(begin)
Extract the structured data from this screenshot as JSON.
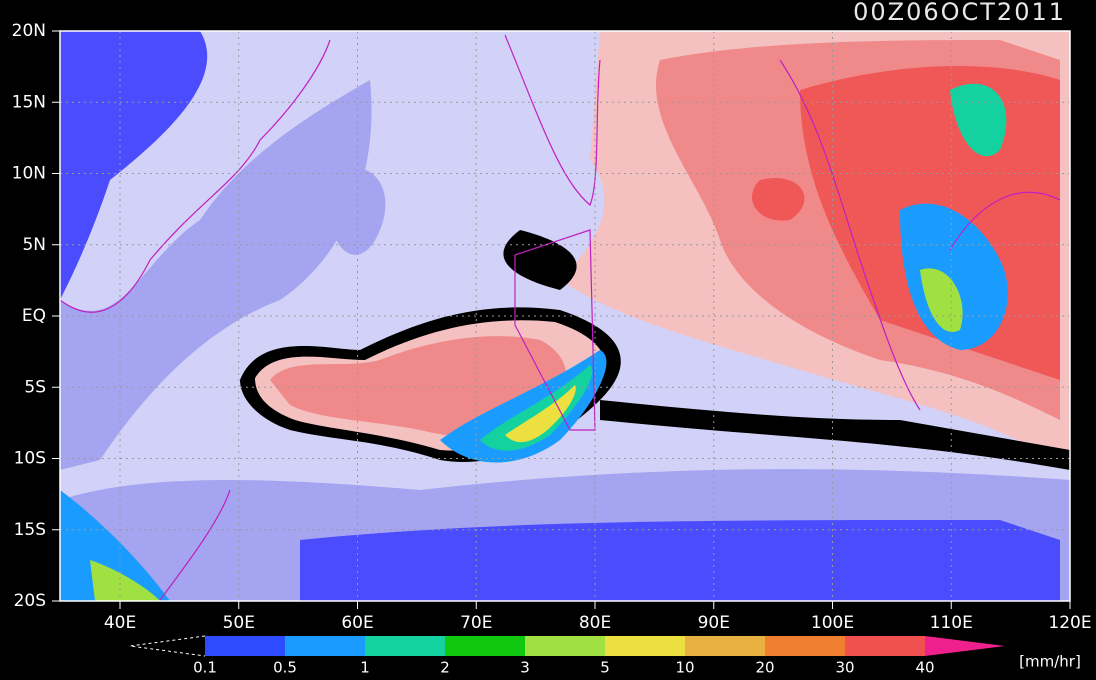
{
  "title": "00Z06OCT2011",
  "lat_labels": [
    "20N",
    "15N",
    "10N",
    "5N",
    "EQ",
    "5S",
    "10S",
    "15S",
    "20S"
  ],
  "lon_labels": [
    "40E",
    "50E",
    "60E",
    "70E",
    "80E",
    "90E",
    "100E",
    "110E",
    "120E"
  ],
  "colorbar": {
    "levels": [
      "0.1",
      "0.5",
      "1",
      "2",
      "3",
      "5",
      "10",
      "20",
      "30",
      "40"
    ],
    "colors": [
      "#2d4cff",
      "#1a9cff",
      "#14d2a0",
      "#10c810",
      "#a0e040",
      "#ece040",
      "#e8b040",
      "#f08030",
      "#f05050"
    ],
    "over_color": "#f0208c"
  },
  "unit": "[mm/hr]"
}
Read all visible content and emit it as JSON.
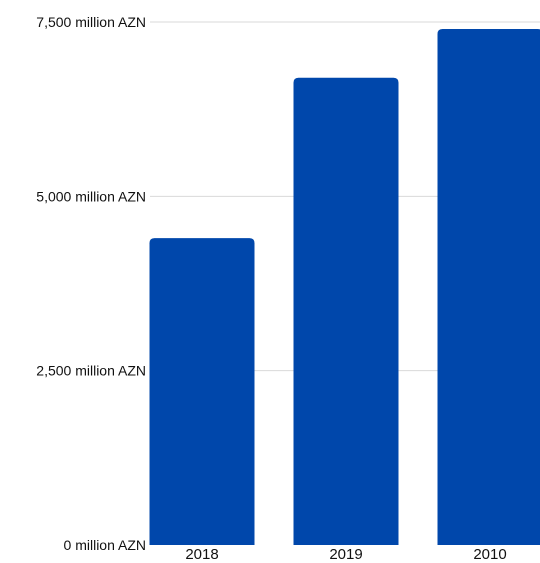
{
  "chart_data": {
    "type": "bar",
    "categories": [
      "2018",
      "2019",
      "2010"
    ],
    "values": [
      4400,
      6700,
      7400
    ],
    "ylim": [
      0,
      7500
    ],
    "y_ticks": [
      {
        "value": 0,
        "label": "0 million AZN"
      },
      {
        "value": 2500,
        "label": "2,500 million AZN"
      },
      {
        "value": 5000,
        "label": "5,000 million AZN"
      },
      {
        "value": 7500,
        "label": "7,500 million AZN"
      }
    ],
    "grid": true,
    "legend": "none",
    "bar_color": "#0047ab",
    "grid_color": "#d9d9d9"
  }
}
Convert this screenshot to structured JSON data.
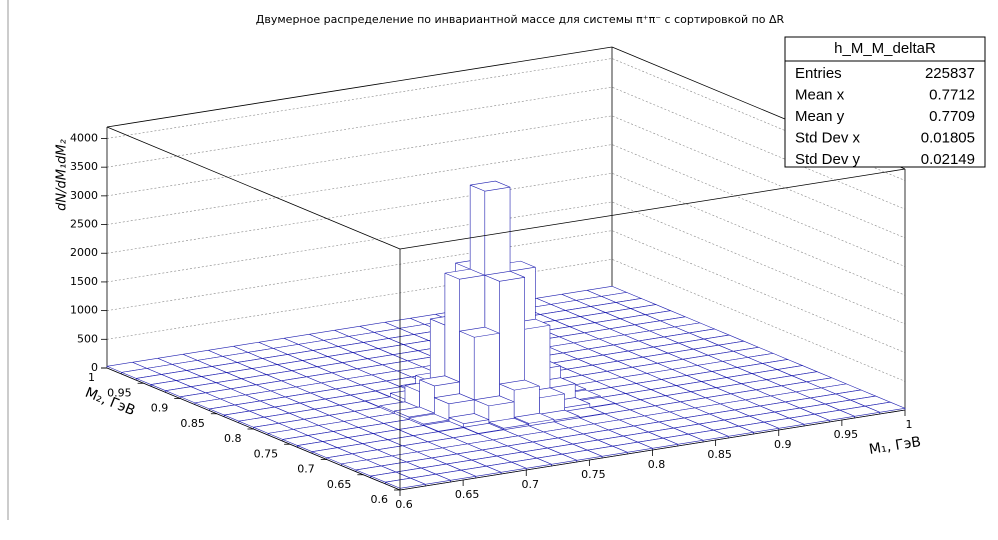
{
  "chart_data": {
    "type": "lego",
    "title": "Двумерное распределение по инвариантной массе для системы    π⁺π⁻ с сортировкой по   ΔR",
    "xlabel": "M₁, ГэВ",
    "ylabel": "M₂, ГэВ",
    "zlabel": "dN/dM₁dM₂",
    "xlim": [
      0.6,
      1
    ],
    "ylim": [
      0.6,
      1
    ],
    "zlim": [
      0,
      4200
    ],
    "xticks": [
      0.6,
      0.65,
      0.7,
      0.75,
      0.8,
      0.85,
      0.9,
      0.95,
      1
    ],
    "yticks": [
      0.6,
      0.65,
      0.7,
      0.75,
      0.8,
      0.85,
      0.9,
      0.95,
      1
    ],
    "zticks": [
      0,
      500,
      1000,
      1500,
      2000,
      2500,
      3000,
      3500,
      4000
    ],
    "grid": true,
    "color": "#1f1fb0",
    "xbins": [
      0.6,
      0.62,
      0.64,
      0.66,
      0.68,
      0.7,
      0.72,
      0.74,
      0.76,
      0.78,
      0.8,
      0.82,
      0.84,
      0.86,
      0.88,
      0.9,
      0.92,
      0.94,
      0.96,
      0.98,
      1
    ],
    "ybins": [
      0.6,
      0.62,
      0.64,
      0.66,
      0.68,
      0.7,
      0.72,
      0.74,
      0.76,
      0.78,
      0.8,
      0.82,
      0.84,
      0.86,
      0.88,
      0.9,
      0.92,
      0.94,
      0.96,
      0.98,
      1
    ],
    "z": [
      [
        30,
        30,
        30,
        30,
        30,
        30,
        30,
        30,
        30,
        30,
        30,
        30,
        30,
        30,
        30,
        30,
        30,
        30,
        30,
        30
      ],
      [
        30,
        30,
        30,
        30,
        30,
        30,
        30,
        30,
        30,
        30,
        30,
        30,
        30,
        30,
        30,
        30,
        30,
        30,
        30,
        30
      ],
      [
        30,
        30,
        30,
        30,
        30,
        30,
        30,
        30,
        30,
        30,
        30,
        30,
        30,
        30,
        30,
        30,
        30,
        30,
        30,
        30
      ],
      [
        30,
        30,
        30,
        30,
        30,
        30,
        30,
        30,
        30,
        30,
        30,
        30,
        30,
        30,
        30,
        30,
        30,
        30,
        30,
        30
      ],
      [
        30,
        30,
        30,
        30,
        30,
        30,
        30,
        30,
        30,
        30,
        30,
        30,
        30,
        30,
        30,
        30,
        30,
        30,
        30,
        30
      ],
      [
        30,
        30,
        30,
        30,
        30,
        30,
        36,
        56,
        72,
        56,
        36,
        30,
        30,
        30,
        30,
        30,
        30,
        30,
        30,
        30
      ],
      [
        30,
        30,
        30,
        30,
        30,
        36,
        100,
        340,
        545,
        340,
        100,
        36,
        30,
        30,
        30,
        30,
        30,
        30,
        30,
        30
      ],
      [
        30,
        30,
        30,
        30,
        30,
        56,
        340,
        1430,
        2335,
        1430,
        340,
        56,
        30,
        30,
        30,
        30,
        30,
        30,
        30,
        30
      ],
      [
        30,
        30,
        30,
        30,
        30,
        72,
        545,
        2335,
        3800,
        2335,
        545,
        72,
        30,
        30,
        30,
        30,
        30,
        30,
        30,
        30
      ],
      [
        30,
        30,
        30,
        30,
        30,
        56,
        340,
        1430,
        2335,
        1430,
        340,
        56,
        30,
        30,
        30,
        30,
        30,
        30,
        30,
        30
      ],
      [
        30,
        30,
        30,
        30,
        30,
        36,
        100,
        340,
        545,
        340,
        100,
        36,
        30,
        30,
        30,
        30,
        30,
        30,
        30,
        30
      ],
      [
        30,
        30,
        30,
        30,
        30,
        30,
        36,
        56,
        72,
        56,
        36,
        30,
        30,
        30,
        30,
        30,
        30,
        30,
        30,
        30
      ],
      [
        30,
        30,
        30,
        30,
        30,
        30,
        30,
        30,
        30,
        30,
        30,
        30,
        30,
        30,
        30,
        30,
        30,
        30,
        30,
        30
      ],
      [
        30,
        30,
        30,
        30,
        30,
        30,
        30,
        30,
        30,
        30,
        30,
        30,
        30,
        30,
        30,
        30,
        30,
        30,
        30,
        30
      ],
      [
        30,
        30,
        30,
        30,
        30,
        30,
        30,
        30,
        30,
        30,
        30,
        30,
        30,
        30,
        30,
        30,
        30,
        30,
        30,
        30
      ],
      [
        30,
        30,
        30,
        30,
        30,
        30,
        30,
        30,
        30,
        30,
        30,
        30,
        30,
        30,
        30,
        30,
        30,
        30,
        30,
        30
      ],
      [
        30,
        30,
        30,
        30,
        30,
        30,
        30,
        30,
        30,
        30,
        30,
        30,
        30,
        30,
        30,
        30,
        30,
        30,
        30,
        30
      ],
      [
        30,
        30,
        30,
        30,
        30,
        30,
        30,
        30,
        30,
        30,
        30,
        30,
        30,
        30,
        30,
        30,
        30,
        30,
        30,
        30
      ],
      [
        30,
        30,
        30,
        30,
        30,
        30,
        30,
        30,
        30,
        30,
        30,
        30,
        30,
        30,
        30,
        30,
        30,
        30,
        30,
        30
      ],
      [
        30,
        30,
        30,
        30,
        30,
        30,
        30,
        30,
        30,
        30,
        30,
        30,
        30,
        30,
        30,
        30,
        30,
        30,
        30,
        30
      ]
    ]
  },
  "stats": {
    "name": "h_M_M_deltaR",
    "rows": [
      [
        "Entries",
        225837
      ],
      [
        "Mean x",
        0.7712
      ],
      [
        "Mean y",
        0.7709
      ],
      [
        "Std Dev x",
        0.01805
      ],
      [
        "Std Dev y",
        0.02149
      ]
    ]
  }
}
(end)
▶ _EXERCISE DIRECTIONS_: Please write out all the data again word for word, but not the pictures.

▶ _REPLY TO THE EXERCISE_:
Extract the structured data from this screenshot as JSON.
{
  "title": "00Z06OCT2011",
  "lat_labels": [
    "20N",
    "15N",
    "10N",
    "5N",
    "EQ",
    "5S",
    "10S",
    "15S",
    "20S"
  ],
  "lon_labels": [
    "40E",
    "50E",
    "60E",
    "70E",
    "80E",
    "90E",
    "100E",
    "110E",
    "120E"
  ],
  "colorbar": {
    "levels": [
      "0.1",
      "0.5",
      "1",
      "2",
      "3",
      "5",
      "10",
      "20",
      "30",
      "40"
    ],
    "colors": [
      "#2d4cff",
      "#1a9cff",
      "#14d2a0",
      "#10c810",
      "#a0e040",
      "#ece040",
      "#e8b040",
      "#f08030",
      "#f05050"
    ],
    "over_color": "#f0208c"
  },
  "unit": "[mm/hr]"
}
Read all visible content and emit it as JSON.
{
  "chart_data": {
    "type": "bar",
    "categories": [
      "2018",
      "2019",
      "2010"
    ],
    "values": [
      4400,
      6700,
      7400
    ],
    "ylim": [
      0,
      7500
    ],
    "y_ticks": [
      {
        "value": 0,
        "label": "0 million AZN"
      },
      {
        "value": 2500,
        "label": "2,500 million AZN"
      },
      {
        "value": 5000,
        "label": "5,000 million AZN"
      },
      {
        "value": 7500,
        "label": "7,500 million AZN"
      }
    ],
    "grid": true,
    "legend": "none",
    "bar_color": "#0047ab",
    "grid_color": "#d9d9d9"
  }
}
Convert this screenshot to structured JSON data.
{
  "chart_data": {
    "type": "lego",
    "title": "Двумерное распределение по инвариантной массе для системы    π⁺π⁻ с сортировкой по   ΔR",
    "xlabel": "M₁, ГэВ",
    "ylabel": "M₂, ГэВ",
    "zlabel": "dN/dM₁dM₂",
    "xlim": [
      0.6,
      1
    ],
    "ylim": [
      0.6,
      1
    ],
    "zlim": [
      0,
      4200
    ],
    "xticks": [
      0.6,
      0.65,
      0.7,
      0.75,
      0.8,
      0.85,
      0.9,
      0.95,
      1
    ],
    "yticks": [
      0.6,
      0.65,
      0.7,
      0.75,
      0.8,
      0.85,
      0.9,
      0.95,
      1
    ],
    "zticks": [
      0,
      500,
      1000,
      1500,
      2000,
      2500,
      3000,
      3500,
      4000
    ],
    "grid": true,
    "color": "#1f1fb0",
    "xbins": [
      0.6,
      0.62,
      0.64,
      0.66,
      0.68,
      0.7,
      0.72,
      0.74,
      0.76,
      0.78,
      0.8,
      0.82,
      0.84,
      0.86,
      0.88,
      0.9,
      0.92,
      0.94,
      0.96,
      0.98,
      1
    ],
    "ybins": [
      0.6,
      0.62,
      0.64,
      0.66,
      0.68,
      0.7,
      0.72,
      0.74,
      0.76,
      0.78,
      0.8,
      0.82,
      0.84,
      0.86,
      0.88,
      0.9,
      0.92,
      0.94,
      0.96,
      0.98,
      1
    ],
    "z": [
      [
        30,
        30,
        30,
        30,
        30,
        30,
        30,
        30,
        30,
        30,
        30,
        30,
        30,
        30,
        30,
        30,
        30,
        30,
        30,
        30
      ],
      [
        30,
        30,
        30,
        30,
        30,
        30,
        30,
        30,
        30,
        30,
        30,
        30,
        30,
        30,
        30,
        30,
        30,
        30,
        30,
        30
      ],
      [
        30,
        30,
        30,
        30,
        30,
        30,
        30,
        30,
        30,
        30,
        30,
        30,
        30,
        30,
        30,
        30,
        30,
        30,
        30,
        30
      ],
      [
        30,
        30,
        30,
        30,
        30,
        30,
        30,
        30,
        30,
        30,
        30,
        30,
        30,
        30,
        30,
        30,
        30,
        30,
        30,
        30
      ],
      [
        30,
        30,
        30,
        30,
        30,
        30,
        30,
        30,
        30,
        30,
        30,
        30,
        30,
        30,
        30,
        30,
        30,
        30,
        30,
        30
      ],
      [
        30,
        30,
        30,
        30,
        30,
        30,
        36,
        56,
        72,
        56,
        36,
        30,
        30,
        30,
        30,
        30,
        30,
        30,
        30,
        30
      ],
      [
        30,
        30,
        30,
        30,
        30,
        36,
        100,
        340,
        545,
        340,
        100,
        36,
        30,
        30,
        30,
        30,
        30,
        30,
        30,
        30
      ],
      [
        30,
        30,
        30,
        30,
        30,
        56,
        340,
        1430,
        2335,
        1430,
        340,
        56,
        30,
        30,
        30,
        30,
        30,
        30,
        30,
        30
      ],
      [
        30,
        30,
        30,
        30,
        30,
        72,
        545,
        2335,
        3800,
        2335,
        545,
        72,
        30,
        30,
        30,
        30,
        30,
        30,
        30,
        30
      ],
      [
        30,
        30,
        30,
        30,
        30,
        56,
        340,
        1430,
        2335,
        1430,
        340,
        56,
        30,
        30,
        30,
        30,
        30,
        30,
        30,
        30
      ],
      [
        30,
        30,
        30,
        30,
        30,
        36,
        100,
        340,
        545,
        340,
        100,
        36,
        30,
        30,
        30,
        30,
        30,
        30,
        30,
        30
      ],
      [
        30,
        30,
        30,
        30,
        30,
        30,
        36,
        56,
        72,
        56,
        36,
        30,
        30,
        30,
        30,
        30,
        30,
        30,
        30,
        30
      ],
      [
        30,
        30,
        30,
        30,
        30,
        30,
        30,
        30,
        30,
        30,
        30,
        30,
        30,
        30,
        30,
        30,
        30,
        30,
        30,
        30
      ],
      [
        30,
        30,
        30,
        30,
        30,
        30,
        30,
        30,
        30,
        30,
        30,
        30,
        30,
        30,
        30,
        30,
        30,
        30,
        30,
        30
      ],
      [
        30,
        30,
        30,
        30,
        30,
        30,
        30,
        30,
        30,
        30,
        30,
        30,
        30,
        30,
        30,
        30,
        30,
        30,
        30,
        30
      ],
      [
        30,
        30,
        30,
        30,
        30,
        30,
        30,
        30,
        30,
        30,
        30,
        30,
        30,
        30,
        30,
        30,
        30,
        30,
        30,
        30
      ],
      [
        30,
        30,
        30,
        30,
        30,
        30,
        30,
        30,
        30,
        30,
        30,
        30,
        30,
        30,
        30,
        30,
        30,
        30,
        30,
        30
      ],
      [
        30,
        30,
        30,
        30,
        30,
        30,
        30,
        30,
        30,
        30,
        30,
        30,
        30,
        30,
        30,
        30,
        30,
        30,
        30,
        30
      ],
      [
        30,
        30,
        30,
        30,
        30,
        30,
        30,
        30,
        30,
        30,
        30,
        30,
        30,
        30,
        30,
        30,
        30,
        30,
        30,
        30
      ],
      [
        30,
        30,
        30,
        30,
        30,
        30,
        30,
        30,
        30,
        30,
        30,
        30,
        30,
        30,
        30,
        30,
        30,
        30,
        30,
        30
      ]
    ]
  },
  "stats": {
    "name": "h_M_M_deltaR",
    "rows": [
      [
        "Entries",
        225837
      ],
      [
        "Mean x",
        0.7712
      ],
      [
        "Mean y",
        0.7709
      ],
      [
        "Std Dev x",
        0.01805
      ],
      [
        "Std Dev y",
        0.02149
      ]
    ]
  }
}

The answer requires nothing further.